(DATA LINES)
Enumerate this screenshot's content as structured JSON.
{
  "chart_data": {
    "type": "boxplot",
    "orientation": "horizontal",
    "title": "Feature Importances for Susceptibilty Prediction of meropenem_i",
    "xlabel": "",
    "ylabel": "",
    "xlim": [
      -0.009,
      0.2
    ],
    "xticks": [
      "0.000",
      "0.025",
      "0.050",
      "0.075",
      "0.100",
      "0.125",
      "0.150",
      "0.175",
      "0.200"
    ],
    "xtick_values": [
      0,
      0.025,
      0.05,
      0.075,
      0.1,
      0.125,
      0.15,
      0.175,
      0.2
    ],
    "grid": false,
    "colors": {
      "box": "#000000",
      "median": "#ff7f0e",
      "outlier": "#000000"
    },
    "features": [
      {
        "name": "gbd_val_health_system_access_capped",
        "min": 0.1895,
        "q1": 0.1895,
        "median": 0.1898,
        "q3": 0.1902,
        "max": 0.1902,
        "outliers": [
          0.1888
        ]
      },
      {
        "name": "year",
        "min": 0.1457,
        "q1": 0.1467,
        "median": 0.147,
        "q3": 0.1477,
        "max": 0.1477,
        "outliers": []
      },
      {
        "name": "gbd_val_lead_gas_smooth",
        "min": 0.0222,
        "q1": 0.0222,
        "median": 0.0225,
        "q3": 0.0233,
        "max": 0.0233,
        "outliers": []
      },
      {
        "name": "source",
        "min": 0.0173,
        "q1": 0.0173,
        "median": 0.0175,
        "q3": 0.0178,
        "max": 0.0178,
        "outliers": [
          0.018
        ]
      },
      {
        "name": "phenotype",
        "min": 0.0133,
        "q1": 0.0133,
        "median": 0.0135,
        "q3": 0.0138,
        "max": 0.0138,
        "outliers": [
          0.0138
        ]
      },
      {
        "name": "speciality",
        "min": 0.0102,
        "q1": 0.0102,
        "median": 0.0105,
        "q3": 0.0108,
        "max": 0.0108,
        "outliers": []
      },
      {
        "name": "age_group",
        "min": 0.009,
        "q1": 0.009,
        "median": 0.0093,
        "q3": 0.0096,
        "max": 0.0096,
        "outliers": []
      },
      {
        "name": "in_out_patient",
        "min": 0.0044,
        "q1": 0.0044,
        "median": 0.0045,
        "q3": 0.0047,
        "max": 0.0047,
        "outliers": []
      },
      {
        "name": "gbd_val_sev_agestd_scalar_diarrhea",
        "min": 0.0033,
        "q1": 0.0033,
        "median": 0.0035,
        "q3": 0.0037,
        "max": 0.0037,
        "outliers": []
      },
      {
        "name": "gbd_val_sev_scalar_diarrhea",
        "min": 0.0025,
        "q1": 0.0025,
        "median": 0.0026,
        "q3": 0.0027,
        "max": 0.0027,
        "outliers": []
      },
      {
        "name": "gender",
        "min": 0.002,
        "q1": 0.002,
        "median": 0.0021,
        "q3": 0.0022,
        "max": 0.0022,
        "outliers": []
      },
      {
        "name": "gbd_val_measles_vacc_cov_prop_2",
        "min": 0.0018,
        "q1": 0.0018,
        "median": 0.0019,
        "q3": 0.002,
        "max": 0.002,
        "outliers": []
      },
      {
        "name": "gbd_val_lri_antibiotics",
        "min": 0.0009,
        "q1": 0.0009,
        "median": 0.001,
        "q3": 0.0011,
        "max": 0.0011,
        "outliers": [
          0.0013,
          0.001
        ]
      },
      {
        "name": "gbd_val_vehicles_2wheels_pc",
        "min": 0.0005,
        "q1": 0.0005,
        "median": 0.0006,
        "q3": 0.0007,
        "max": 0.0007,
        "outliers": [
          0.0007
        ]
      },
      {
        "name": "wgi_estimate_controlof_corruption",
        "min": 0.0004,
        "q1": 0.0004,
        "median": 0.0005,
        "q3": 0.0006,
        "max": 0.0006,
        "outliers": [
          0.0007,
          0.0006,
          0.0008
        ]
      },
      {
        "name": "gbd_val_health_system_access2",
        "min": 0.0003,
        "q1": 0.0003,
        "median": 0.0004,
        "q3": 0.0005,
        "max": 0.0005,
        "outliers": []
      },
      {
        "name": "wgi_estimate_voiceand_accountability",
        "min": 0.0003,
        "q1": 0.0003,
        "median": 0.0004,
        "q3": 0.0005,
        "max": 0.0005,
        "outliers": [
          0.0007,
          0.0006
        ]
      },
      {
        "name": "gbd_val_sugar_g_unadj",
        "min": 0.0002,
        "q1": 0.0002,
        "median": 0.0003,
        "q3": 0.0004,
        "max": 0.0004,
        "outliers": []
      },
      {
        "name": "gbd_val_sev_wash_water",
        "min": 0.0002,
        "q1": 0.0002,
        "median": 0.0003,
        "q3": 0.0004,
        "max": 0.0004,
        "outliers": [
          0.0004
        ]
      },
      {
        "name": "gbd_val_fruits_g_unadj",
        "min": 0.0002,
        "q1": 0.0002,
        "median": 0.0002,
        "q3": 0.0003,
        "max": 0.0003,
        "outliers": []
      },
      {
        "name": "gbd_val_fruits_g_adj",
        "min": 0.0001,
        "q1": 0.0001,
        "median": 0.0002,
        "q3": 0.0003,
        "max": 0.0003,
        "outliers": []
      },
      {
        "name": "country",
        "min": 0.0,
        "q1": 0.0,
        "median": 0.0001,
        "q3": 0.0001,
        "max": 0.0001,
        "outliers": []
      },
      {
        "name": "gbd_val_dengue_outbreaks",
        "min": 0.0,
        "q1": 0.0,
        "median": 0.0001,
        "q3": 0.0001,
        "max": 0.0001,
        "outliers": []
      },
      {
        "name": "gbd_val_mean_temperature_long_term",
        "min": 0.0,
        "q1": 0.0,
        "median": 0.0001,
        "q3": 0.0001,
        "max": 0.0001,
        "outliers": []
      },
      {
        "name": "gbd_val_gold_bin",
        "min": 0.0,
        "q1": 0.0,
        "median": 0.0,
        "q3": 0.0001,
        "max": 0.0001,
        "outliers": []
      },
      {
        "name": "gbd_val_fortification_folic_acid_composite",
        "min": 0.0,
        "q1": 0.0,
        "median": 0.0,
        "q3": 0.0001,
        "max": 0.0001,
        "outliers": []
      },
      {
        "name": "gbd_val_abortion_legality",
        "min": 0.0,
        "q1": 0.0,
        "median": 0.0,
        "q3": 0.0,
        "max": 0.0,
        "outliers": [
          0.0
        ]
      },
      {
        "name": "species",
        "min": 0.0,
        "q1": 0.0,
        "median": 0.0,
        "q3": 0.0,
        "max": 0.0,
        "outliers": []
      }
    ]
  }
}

(SHORT PROBLEM) Repeat all of the records above exactly as they appear.

(FINAL RESULT)
Enumerate this screenshot's content as structured JSON.
{
  "chart_data": {
    "type": "boxplot",
    "orientation": "horizontal",
    "title": "Feature Importances for Susceptibilty Prediction of meropenem_i",
    "xlabel": "",
    "ylabel": "",
    "xlim": [
      -0.009,
      0.2
    ],
    "xticks": [
      "0.000",
      "0.025",
      "0.050",
      "0.075",
      "0.100",
      "0.125",
      "0.150",
      "0.175",
      "0.200"
    ],
    "xtick_values": [
      0,
      0.025,
      0.05,
      0.075,
      0.1,
      0.125,
      0.15,
      0.175,
      0.2
    ],
    "grid": false,
    "colors": {
      "box": "#000000",
      "median": "#ff7f0e",
      "outlier": "#000000"
    },
    "features": [
      {
        "name": "gbd_val_health_system_access_capped",
        "min": 0.1895,
        "q1": 0.1895,
        "median": 0.1898,
        "q3": 0.1902,
        "max": 0.1902,
        "outliers": [
          0.1888
        ]
      },
      {
        "name": "year",
        "min": 0.1457,
        "q1": 0.1467,
        "median": 0.147,
        "q3": 0.1477,
        "max": 0.1477,
        "outliers": []
      },
      {
        "name": "gbd_val_lead_gas_smooth",
        "min": 0.0222,
        "q1": 0.0222,
        "median": 0.0225,
        "q3": 0.0233,
        "max": 0.0233,
        "outliers": []
      },
      {
        "name": "source",
        "min": 0.0173,
        "q1": 0.0173,
        "median": 0.0175,
        "q3": 0.0178,
        "max": 0.0178,
        "outliers": [
          0.018
        ]
      },
      {
        "name": "phenotype",
        "min": 0.0133,
        "q1": 0.0133,
        "median": 0.0135,
        "q3": 0.0138,
        "max": 0.0138,
        "outliers": [
          0.0138
        ]
      },
      {
        "name": "speciality",
        "min": 0.0102,
        "q1": 0.0102,
        "median": 0.0105,
        "q3": 0.0108,
        "max": 0.0108,
        "outliers": []
      },
      {
        "name": "age_group",
        "min": 0.009,
        "q1": 0.009,
        "median": 0.0093,
        "q3": 0.0096,
        "max": 0.0096,
        "outliers": []
      },
      {
        "name": "in_out_patient",
        "min": 0.0044,
        "q1": 0.0044,
        "median": 0.0045,
        "q3": 0.0047,
        "max": 0.0047,
        "outliers": []
      },
      {
        "name": "gbd_val_sev_agestd_scalar_diarrhea",
        "min": 0.0033,
        "q1": 0.0033,
        "median": 0.0035,
        "q3": 0.0037,
        "max": 0.0037,
        "outliers": []
      },
      {
        "name": "gbd_val_sev_scalar_diarrhea",
        "min": 0.0025,
        "q1": 0.0025,
        "median": 0.0026,
        "q3": 0.0027,
        "max": 0.0027,
        "outliers": []
      },
      {
        "name": "gender",
        "min": 0.002,
        "q1": 0.002,
        "median": 0.0021,
        "q3": 0.0022,
        "max": 0.0022,
        "outliers": []
      },
      {
        "name": "gbd_val_measles_vacc_cov_prop_2",
        "min": 0.0018,
        "q1": 0.0018,
        "median": 0.0019,
        "q3": 0.002,
        "max": 0.002,
        "outliers": []
      },
      {
        "name": "gbd_val_lri_antibiotics",
        "min": 0.0009,
        "q1": 0.0009,
        "median": 0.001,
        "q3": 0.0011,
        "max": 0.0011,
        "outliers": [
          0.0013,
          0.001
        ]
      },
      {
        "name": "gbd_val_vehicles_2wheels_pc",
        "min": 0.0005,
        "q1": 0.0005,
        "median": 0.0006,
        "q3": 0.0007,
        "max": 0.0007,
        "outliers": [
          0.0007
        ]
      },
      {
        "name": "wgi_estimate_controlof_corruption",
        "min": 0.0004,
        "q1": 0.0004,
        "median": 0.0005,
        "q3": 0.0006,
        "max": 0.0006,
        "outliers": [
          0.0007,
          0.0006,
          0.0008
        ]
      },
      {
        "name": "gbd_val_health_system_access2",
        "min": 0.0003,
        "q1": 0.0003,
        "median": 0.0004,
        "q3": 0.0005,
        "max": 0.0005,
        "outliers": []
      },
      {
        "name": "wgi_estimate_voiceand_accountability",
        "min": 0.0003,
        "q1": 0.0003,
        "median": 0.0004,
        "q3": 0.0005,
        "max": 0.0005,
        "outliers": [
          0.0007,
          0.0006
        ]
      },
      {
        "name": "gbd_val_sugar_g_unadj",
        "min": 0.0002,
        "q1": 0.0002,
        "median": 0.0003,
        "q3": 0.0004,
        "max": 0.0004,
        "outliers": []
      },
      {
        "name": "gbd_val_sev_wash_water",
        "min": 0.0002,
        "q1": 0.0002,
        "median": 0.0003,
        "q3": 0.0004,
        "max": 0.0004,
        "outliers": [
          0.0004
        ]
      },
      {
        "name": "gbd_val_fruits_g_unadj",
        "min": 0.0002,
        "q1": 0.0002,
        "median": 0.0002,
        "q3": 0.0003,
        "max": 0.0003,
        "outliers": []
      },
      {
        "name": "gbd_val_fruits_g_adj",
        "min": 0.0001,
        "q1": 0.0001,
        "median": 0.0002,
        "q3": 0.0003,
        "max": 0.0003,
        "outliers": []
      },
      {
        "name": "country",
        "min": 0.0,
        "q1": 0.0,
        "median": 0.0001,
        "q3": 0.0001,
        "max": 0.0001,
        "outliers": []
      },
      {
        "name": "gbd_val_dengue_outbreaks",
        "min": 0.0,
        "q1": 0.0,
        "median": 0.0001,
        "q3": 0.0001,
        "max": 0.0001,
        "outliers": []
      },
      {
        "name": "gbd_val_mean_temperature_long_term",
        "min": 0.0,
        "q1": 0.0,
        "median": 0.0001,
        "q3": 0.0001,
        "max": 0.0001,
        "outliers": []
      },
      {
        "name": "gbd_val_gold_bin",
        "min": 0.0,
        "q1": 0.0,
        "median": 0.0,
        "q3": 0.0001,
        "max": 0.0001,
        "outliers": []
      },
      {
        "name": "gbd_val_fortification_folic_acid_composite",
        "min": 0.0,
        "q1": 0.0,
        "median": 0.0,
        "q3": 0.0001,
        "max": 0.0001,
        "outliers": []
      },
      {
        "name": "gbd_val_abortion_legality",
        "min": 0.0,
        "q1": 0.0,
        "median": 0.0,
        "q3": 0.0,
        "max": 0.0,
        "outliers": [
          0.0
        ]
      },
      {
        "name": "species",
        "min": 0.0,
        "q1": 0.0,
        "median": 0.0,
        "q3": 0.0,
        "max": 0.0,
        "outliers": []
      }
    ]
  }
}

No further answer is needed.